| Task objective |
Output every line of the records below with no changes, and leave the pictures out of your answer.

Element-and-box listings
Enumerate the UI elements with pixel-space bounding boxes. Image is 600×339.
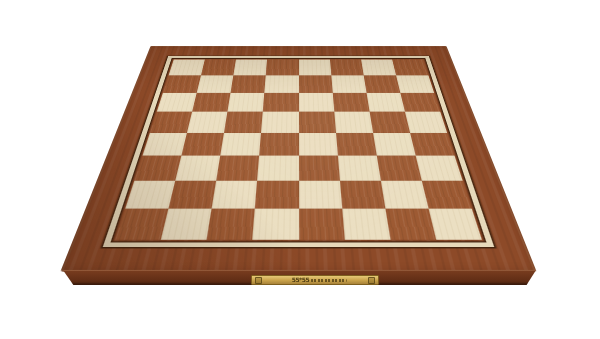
square-a4 (143, 133, 188, 156)
plaque-emblem-right-icon (368, 277, 375, 284)
square-a5 (150, 112, 192, 133)
square-e6 (299, 93, 334, 112)
square-e3 (299, 155, 340, 180)
square-a7 (163, 75, 201, 92)
square-g7 (363, 75, 400, 92)
square-g6 (366, 93, 405, 112)
square-e5 (299, 112, 336, 133)
square-b7 (197, 75, 234, 92)
square-e7 (299, 75, 333, 92)
square-a1 (115, 208, 168, 239)
brass-plaque: 55*55 (251, 275, 379, 285)
board-squares-grid (115, 60, 482, 240)
square-a3 (134, 155, 181, 180)
product-photo: 55*55 (0, 0, 600, 339)
square-f5 (334, 112, 373, 133)
square-c6 (228, 93, 265, 112)
plaque-emblem-left-icon (255, 277, 262, 284)
plaque-script-illegible (311, 279, 347, 282)
square-g8 (361, 60, 396, 76)
square-h7 (396, 75, 434, 92)
square-b2 (169, 180, 217, 208)
square-h5 (405, 112, 447, 133)
square-h4 (410, 133, 455, 156)
square-b5 (187, 112, 227, 133)
square-g4 (373, 133, 416, 156)
square-c1 (207, 208, 255, 239)
square-g1 (385, 208, 436, 239)
square-d3 (257, 155, 298, 180)
square-b6 (192, 93, 231, 112)
square-f1 (342, 208, 390, 239)
square-b3 (175, 155, 220, 180)
square-c4 (221, 133, 262, 156)
square-d6 (263, 93, 298, 112)
square-f7 (331, 75, 366, 92)
square-d1 (253, 208, 299, 239)
square-h3 (415, 155, 462, 180)
square-c5 (224, 112, 263, 133)
square-a2 (125, 180, 175, 208)
square-g3 (376, 155, 421, 180)
plaque-inscription: 55*55 (292, 277, 347, 283)
square-f2 (340, 180, 386, 208)
square-f8 (330, 60, 364, 76)
square-e8 (299, 60, 331, 76)
square-b1 (161, 208, 212, 239)
square-g2 (381, 180, 429, 208)
square-g5 (369, 112, 409, 133)
square-a6 (157, 93, 197, 112)
square-c3 (216, 155, 259, 180)
square-d8 (266, 60, 298, 76)
square-e2 (299, 180, 342, 208)
chess-board (60, 46, 536, 272)
square-d5 (261, 112, 298, 133)
square-d2 (255, 180, 298, 208)
plaque-size-text: 55*55 (292, 277, 309, 283)
square-f4 (336, 133, 377, 156)
square-d4 (260, 133, 299, 156)
square-d7 (265, 75, 299, 92)
square-c7 (231, 75, 266, 92)
square-h8 (392, 60, 428, 76)
square-a8 (169, 60, 205, 76)
square-e4 (299, 133, 338, 156)
square-c2 (212, 180, 258, 208)
square-f6 (332, 93, 369, 112)
square-c8 (234, 60, 268, 76)
square-h6 (400, 93, 440, 112)
square-e1 (299, 208, 345, 239)
square-b4 (182, 133, 225, 156)
square-b8 (201, 60, 236, 76)
square-h2 (422, 180, 472, 208)
square-f3 (337, 155, 380, 180)
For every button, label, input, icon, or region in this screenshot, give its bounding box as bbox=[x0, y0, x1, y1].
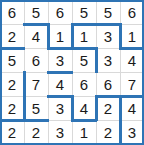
cell-r3c5[interactable]: 3 bbox=[96, 48, 120, 72]
wall-h-r5c4 bbox=[71, 119, 97, 122]
cell-r1c5[interactable]: 5 bbox=[96, 0, 120, 24]
wall-v-c1r5 bbox=[23, 95, 26, 121]
wall-h-r4c3 bbox=[47, 95, 73, 98]
wall-v-c3r2 bbox=[71, 23, 74, 49]
cell-r1c3[interactable]: 6 bbox=[48, 0, 72, 24]
cell-r6c2[interactable]: 2 bbox=[24, 120, 48, 144]
wall-h-r2c4 bbox=[71, 47, 97, 50]
cell-r2c3[interactable]: 1 bbox=[48, 24, 72, 48]
wall-v-c2r2 bbox=[47, 23, 50, 49]
wall-h-r5c2 bbox=[23, 119, 49, 122]
cell-r4c6[interactable]: 7 bbox=[120, 72, 144, 96]
cell-r3c4[interactable]: 5 bbox=[72, 48, 96, 72]
cell-r5c5[interactable]: 2 bbox=[96, 96, 120, 120]
screenshot-root: 656556241131563534274667253424223123 bbox=[0, 0, 144, 145]
cell-r5c6[interactable]: 4 bbox=[120, 96, 144, 120]
cell-r1c6[interactable]: 6 bbox=[120, 0, 144, 24]
cell-r5c1[interactable]: 2 bbox=[0, 96, 24, 120]
cell-r2c5[interactable]: 3 bbox=[96, 24, 120, 48]
wall-v-c5r6 bbox=[119, 119, 122, 145]
wall-h-r2c1 bbox=[0, 47, 25, 50]
cell-r3c1[interactable]: 5 bbox=[0, 48, 24, 72]
wall-h-r5c1 bbox=[0, 119, 25, 122]
wall-h-r1c4 bbox=[71, 23, 97, 26]
wall-v-c4r5 bbox=[95, 95, 98, 121]
cell-r3c3[interactable]: 3 bbox=[48, 48, 72, 72]
wall-h-r2c3 bbox=[47, 47, 73, 50]
cell-r4c2[interactable]: 7 bbox=[24, 72, 48, 96]
cell-r1c1[interactable]: 6 bbox=[0, 0, 24, 24]
cell-r6c3[interactable]: 3 bbox=[48, 120, 72, 144]
wall-v-c4r3 bbox=[95, 47, 98, 73]
cell-r3c6[interactable]: 4 bbox=[120, 48, 144, 72]
wall-h-r1c5 bbox=[95, 23, 121, 26]
wall-h-r2c6 bbox=[119, 47, 144, 50]
cell-r6c5[interactable]: 2 bbox=[96, 120, 120, 144]
wall-h-r1c2 bbox=[23, 23, 49, 26]
cell-r5c3[interactable]: 3 bbox=[48, 96, 72, 120]
cell-r2c2[interactable]: 4 bbox=[24, 24, 48, 48]
cell-r2c4[interactable]: 1 bbox=[72, 24, 96, 48]
cell-r2c6[interactable]: 1 bbox=[120, 24, 144, 48]
wall-h-r4c6 bbox=[119, 95, 144, 98]
cell-r4c5[interactable]: 6 bbox=[96, 72, 120, 96]
cell-r6c6[interactable]: 3 bbox=[120, 120, 144, 144]
cell-r1c4[interactable]: 5 bbox=[72, 0, 96, 24]
wall-v-c3r5 bbox=[71, 95, 74, 121]
cell-r6c1[interactable]: 2 bbox=[0, 120, 24, 144]
cell-r5c4[interactable]: 4 bbox=[72, 96, 96, 120]
wall-v-c1r4 bbox=[23, 71, 26, 97]
cell-r1c2[interactable]: 5 bbox=[24, 0, 48, 24]
cell-r4c3[interactable]: 4 bbox=[48, 72, 72, 96]
cell-r6c4[interactable]: 1 bbox=[72, 120, 96, 144]
wall-h-r3c3 bbox=[47, 71, 73, 74]
wall-v-c5r2 bbox=[119, 23, 122, 49]
puzzle-board: 656556241131563534274667253424223123 bbox=[0, 0, 144, 145]
wall-v-c5r5 bbox=[119, 95, 122, 121]
cell-r2c1[interactable]: 2 bbox=[0, 24, 24, 48]
cell-r4c1[interactable]: 2 bbox=[0, 72, 24, 96]
wall-h-r4c5 bbox=[95, 95, 121, 98]
cell-r5c2[interactable]: 5 bbox=[24, 96, 48, 120]
cell-r4c4[interactable]: 6 bbox=[72, 72, 96, 96]
cell-r3c2[interactable]: 6 bbox=[24, 48, 48, 72]
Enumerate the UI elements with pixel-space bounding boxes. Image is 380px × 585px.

| Finished exercise |
Enumerate the UI elements with pixel-space bounding boxes. Image is 600×339.
square-a4 (143, 133, 188, 156)
plaque-emblem-right-icon (368, 277, 375, 284)
square-a5 (150, 112, 192, 133)
square-e6 (299, 93, 334, 112)
square-e3 (299, 155, 340, 180)
square-a7 (163, 75, 201, 92)
square-g7 (363, 75, 400, 92)
square-g6 (366, 93, 405, 112)
square-e5 (299, 112, 336, 133)
square-b7 (197, 75, 234, 92)
square-e7 (299, 75, 333, 92)
square-a1 (115, 208, 168, 239)
brass-plaque: 55*55 (251, 275, 379, 285)
board-squares-grid (115, 60, 482, 240)
square-a3 (134, 155, 181, 180)
product-photo: 55*55 (0, 0, 600, 339)
square-f5 (334, 112, 373, 133)
square-c6 (228, 93, 265, 112)
plaque-emblem-left-icon (255, 277, 262, 284)
plaque-script-illegible (311, 279, 347, 282)
square-g8 (361, 60, 396, 76)
square-h7 (396, 75, 434, 92)
square-b2 (169, 180, 217, 208)
square-h5 (405, 112, 447, 133)
square-h4 (410, 133, 455, 156)
square-b5 (187, 112, 227, 133)
square-g4 (373, 133, 416, 156)
square-c1 (207, 208, 255, 239)
square-g1 (385, 208, 436, 239)
square-d3 (257, 155, 298, 180)
square-b6 (192, 93, 231, 112)
square-f1 (342, 208, 390, 239)
square-b3 (175, 155, 220, 180)
square-c4 (221, 133, 262, 156)
square-d6 (263, 93, 298, 112)
square-f7 (331, 75, 366, 92)
square-d1 (253, 208, 299, 239)
square-h3 (415, 155, 462, 180)
square-c5 (224, 112, 263, 133)
square-a2 (125, 180, 175, 208)
square-g3 (376, 155, 421, 180)
plaque-inscription: 55*55 (292, 277, 347, 283)
square-f2 (340, 180, 386, 208)
square-f8 (330, 60, 364, 76)
square-e8 (299, 60, 331, 76)
square-b1 (161, 208, 212, 239)
square-g2 (381, 180, 429, 208)
square-g5 (369, 112, 409, 133)
square-a6 (157, 93, 197, 112)
square-c3 (216, 155, 259, 180)
square-d8 (266, 60, 298, 76)
square-e2 (299, 180, 342, 208)
chess-board (60, 46, 536, 272)
square-d5 (261, 112, 298, 133)
square-d2 (255, 180, 298, 208)
plaque-size-text: 55*55 (292, 277, 309, 283)
square-f4 (336, 133, 377, 156)
square-d4 (260, 133, 299, 156)
square-d7 (265, 75, 299, 92)
square-c7 (231, 75, 266, 92)
square-h8 (392, 60, 428, 76)
square-a8 (169, 60, 205, 76)
square-e4 (299, 133, 338, 156)
square-c2 (212, 180, 258, 208)
square-f6 (332, 93, 369, 112)
square-c8 (234, 60, 268, 76)
square-h6 (400, 93, 440, 112)
square-e1 (299, 208, 345, 239)
square-b4 (182, 133, 225, 156)
square-b8 (201, 60, 236, 76)
square-h2 (422, 180, 472, 208)
square-f3 (337, 155, 380, 180)
For every button, label, input, icon, or region in this screenshot, give its bounding box as bbox=[x0, y0, x1, y1].
cell-r3c5[interactable]: 3 bbox=[96, 48, 120, 72]
wall-h-r5c4 bbox=[71, 119, 97, 122]
cell-r1c5[interactable]: 5 bbox=[96, 0, 120, 24]
wall-v-c1r5 bbox=[23, 95, 26, 121]
wall-h-r4c3 bbox=[47, 95, 73, 98]
wall-v-c3r2 bbox=[71, 23, 74, 49]
cell-r1c3[interactable]: 6 bbox=[48, 0, 72, 24]
cell-r6c2[interactable]: 2 bbox=[24, 120, 48, 144]
wall-h-r2c4 bbox=[71, 47, 97, 50]
cell-r2c3[interactable]: 1 bbox=[48, 24, 72, 48]
wall-v-c2r2 bbox=[47, 23, 50, 49]
wall-h-r5c2 bbox=[23, 119, 49, 122]
cell-r4c6[interactable]: 7 bbox=[120, 72, 144, 96]
cell-r3c4[interactable]: 5 bbox=[72, 48, 96, 72]
cell-r5c5[interactable]: 2 bbox=[96, 96, 120, 120]
screenshot-root: 656556241131563534274667253424223123 bbox=[0, 0, 144, 145]
cell-r5c6[interactable]: 4 bbox=[120, 96, 144, 120]
cell-r1c6[interactable]: 6 bbox=[120, 0, 144, 24]
cell-r5c1[interactable]: 2 bbox=[0, 96, 24, 120]
cell-r2c5[interactable]: 3 bbox=[96, 24, 120, 48]
wall-v-c5r6 bbox=[119, 119, 122, 145]
wall-h-r2c1 bbox=[0, 47, 25, 50]
cell-r3c1[interactable]: 5 bbox=[0, 48, 24, 72]
wall-h-r5c1 bbox=[0, 119, 25, 122]
wall-h-r1c4 bbox=[71, 23, 97, 26]
wall-v-c4r5 bbox=[95, 95, 98, 121]
cell-r3c3[interactable]: 3 bbox=[48, 48, 72, 72]
wall-h-r2c3 bbox=[47, 47, 73, 50]
cell-r4c2[interactable]: 7 bbox=[24, 72, 48, 96]
cell-r1c1[interactable]: 6 bbox=[0, 0, 24, 24]
cell-r6c3[interactable]: 3 bbox=[48, 120, 72, 144]
wall-v-c4r3 bbox=[95, 47, 98, 73]
cell-r3c6[interactable]: 4 bbox=[120, 48, 144, 72]
wall-h-r1c5 bbox=[95, 23, 121, 26]
wall-h-r2c6 bbox=[119, 47, 144, 50]
cell-r6c5[interactable]: 2 bbox=[96, 120, 120, 144]
wall-h-r1c2 bbox=[23, 23, 49, 26]
cell-r5c3[interactable]: 3 bbox=[48, 96, 72, 120]
cell-r2c2[interactable]: 4 bbox=[24, 24, 48, 48]
cell-r2c4[interactable]: 1 bbox=[72, 24, 96, 48]
cell-r2c6[interactable]: 1 bbox=[120, 24, 144, 48]
wall-h-r4c6 bbox=[119, 95, 144, 98]
cell-r4c5[interactable]: 6 bbox=[96, 72, 120, 96]
cell-r6c6[interactable]: 3 bbox=[120, 120, 144, 144]
cell-r1c4[interactable]: 5 bbox=[72, 0, 96, 24]
wall-v-c3r5 bbox=[71, 95, 74, 121]
cell-r6c1[interactable]: 2 bbox=[0, 120, 24, 144]
cell-r5c4[interactable]: 4 bbox=[72, 96, 96, 120]
wall-v-c1r4 bbox=[23, 71, 26, 97]
cell-r1c2[interactable]: 5 bbox=[24, 0, 48, 24]
cell-r4c3[interactable]: 4 bbox=[48, 72, 72, 96]
cell-r6c4[interactable]: 1 bbox=[72, 120, 96, 144]
wall-h-r3c3 bbox=[47, 71, 73, 74]
wall-v-c5r2 bbox=[119, 23, 122, 49]
puzzle-board: 656556241131563534274667253424223123 bbox=[0, 0, 144, 145]
wall-v-c5r5 bbox=[119, 95, 122, 121]
cell-r2c1[interactable]: 2 bbox=[0, 24, 24, 48]
cell-r4c1[interactable]: 2 bbox=[0, 72, 24, 96]
wall-h-r4c5 bbox=[95, 95, 121, 98]
cell-r5c2[interactable]: 5 bbox=[24, 96, 48, 120]
cell-r4c4[interactable]: 6 bbox=[72, 72, 96, 96]
cell-r3c2[interactable]: 6 bbox=[24, 48, 48, 72]
Enumerate the UI elements with pixel-space bounding boxes. Image is 380px × 585px.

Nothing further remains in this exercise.